In your copy, reproduce the entries exactly as they are, minus the images.

(Material for this task):
....................

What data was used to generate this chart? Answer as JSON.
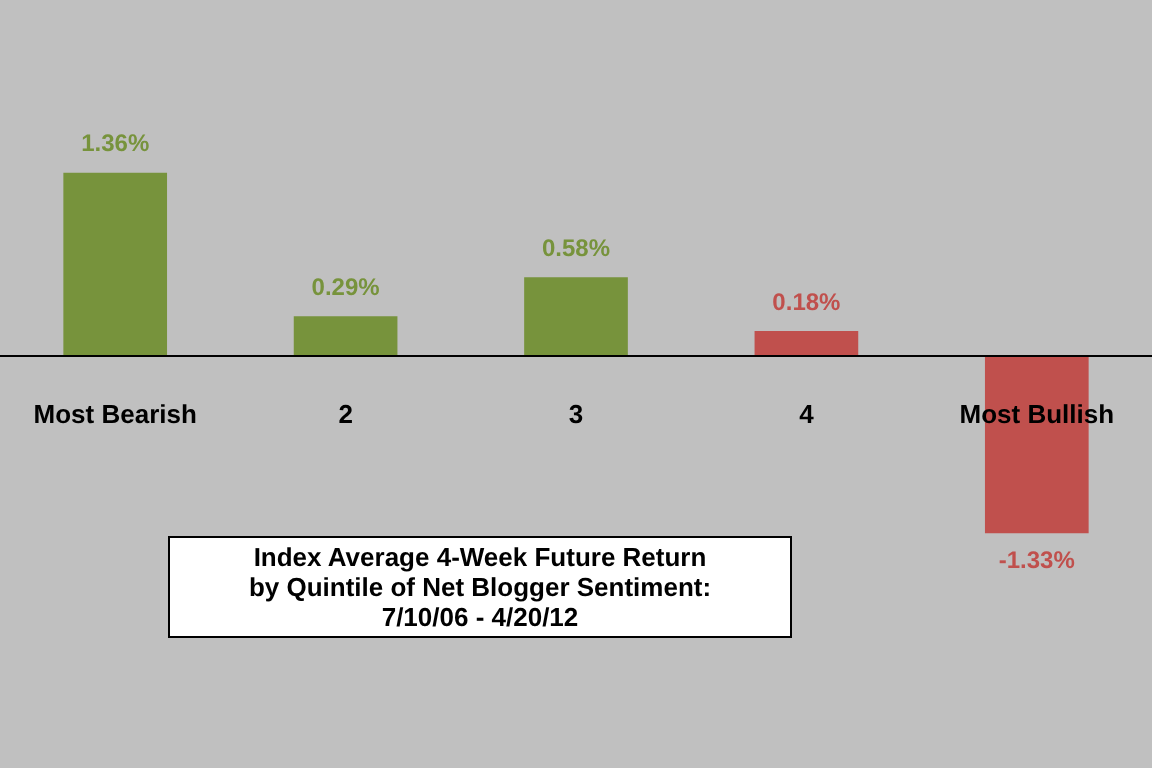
{
  "chart_data": {
    "type": "bar",
    "title": "Index Average 4-Week Future Return\nby Quintile of Net Blogger Sentiment:\n7/10/06 - 4/20/12",
    "categories": [
      "Most Bearish",
      "2",
      "3",
      "4",
      "Most Bullish"
    ],
    "values": [
      1.36,
      0.29,
      0.58,
      0.18,
      -1.33
    ],
    "colors": [
      "#77933c",
      "#77933c",
      "#77933c",
      "#c0504d",
      "#c0504d"
    ],
    "value_labels": [
      "1.36%",
      "0.29%",
      "0.58%",
      "0.18%",
      "-1.33%"
    ],
    "legend": false
  }
}
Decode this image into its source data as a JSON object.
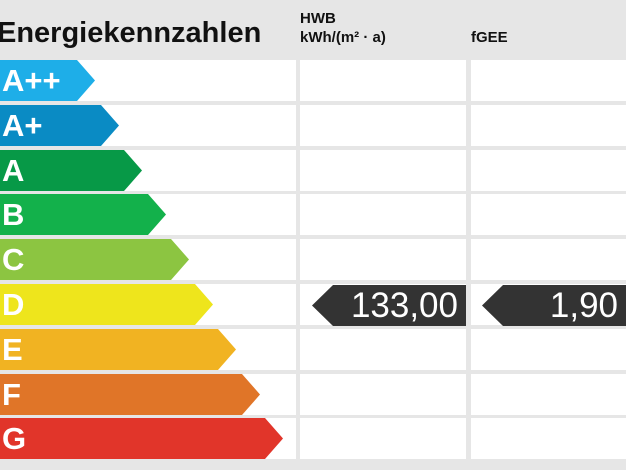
{
  "title": "Energiekennzahlen",
  "columns": {
    "hwb": {
      "label": "HWB",
      "unit": "kWh/(m² · a)"
    },
    "fgee": {
      "label": "fGEE"
    }
  },
  "chart_data": {
    "type": "table",
    "title": "Energiekennzahlen",
    "classes": [
      {
        "label": "A++",
        "color": "#1eaee8"
      },
      {
        "label": "A+",
        "color": "#0a8bc4"
      },
      {
        "label": "A",
        "color": "#079947"
      },
      {
        "label": "B",
        "color": "#13b14b"
      },
      {
        "label": "C",
        "color": "#8cc541"
      },
      {
        "label": "D",
        "color": "#eee51c"
      },
      {
        "label": "E",
        "color": "#f1b322"
      },
      {
        "label": "F",
        "color": "#e07528"
      },
      {
        "label": "G",
        "color": "#e1352a"
      }
    ],
    "values": {
      "hwb": {
        "value": "133,00",
        "class": "D"
      },
      "fgee": {
        "value": "1,90",
        "class": "D"
      }
    },
    "pointer_color": "#333333"
  }
}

....................

(Solution):
What data was used to generate this chart? Answer as JSON.
{
  "chart_data": {
    "type": "bar",
    "title": "Index Average 4-Week Future Return\nby Quintile of Net Blogger Sentiment:\n7/10/06 - 4/20/12",
    "categories": [
      "Most Bearish",
      "2",
      "3",
      "4",
      "Most Bullish"
    ],
    "values": [
      1.36,
      0.29,
      0.58,
      0.18,
      -1.33
    ],
    "colors": [
      "#77933c",
      "#77933c",
      "#77933c",
      "#c0504d",
      "#c0504d"
    ],
    "value_labels": [
      "1.36%",
      "0.29%",
      "0.58%",
      "0.18%",
      "-1.33%"
    ],
    "legend": false
  }
}
Decode this image into its source data as a JSON object.
{
  "title": "Energiekennzahlen",
  "columns": {
    "hwb": {
      "label": "HWB",
      "unit": "kWh/(m² · a)"
    },
    "fgee": {
      "label": "fGEE"
    }
  },
  "chart_data": {
    "type": "table",
    "title": "Energiekennzahlen",
    "classes": [
      {
        "label": "A++",
        "color": "#1eaee8"
      },
      {
        "label": "A+",
        "color": "#0a8bc4"
      },
      {
        "label": "A",
        "color": "#079947"
      },
      {
        "label": "B",
        "color": "#13b14b"
      },
      {
        "label": "C",
        "color": "#8cc541"
      },
      {
        "label": "D",
        "color": "#eee51c"
      },
      {
        "label": "E",
        "color": "#f1b322"
      },
      {
        "label": "F",
        "color": "#e07528"
      },
      {
        "label": "G",
        "color": "#e1352a"
      }
    ],
    "values": {
      "hwb": {
        "value": "133,00",
        "class": "D"
      },
      "fgee": {
        "value": "1,90",
        "class": "D"
      }
    },
    "pointer_color": "#333333"
  }
}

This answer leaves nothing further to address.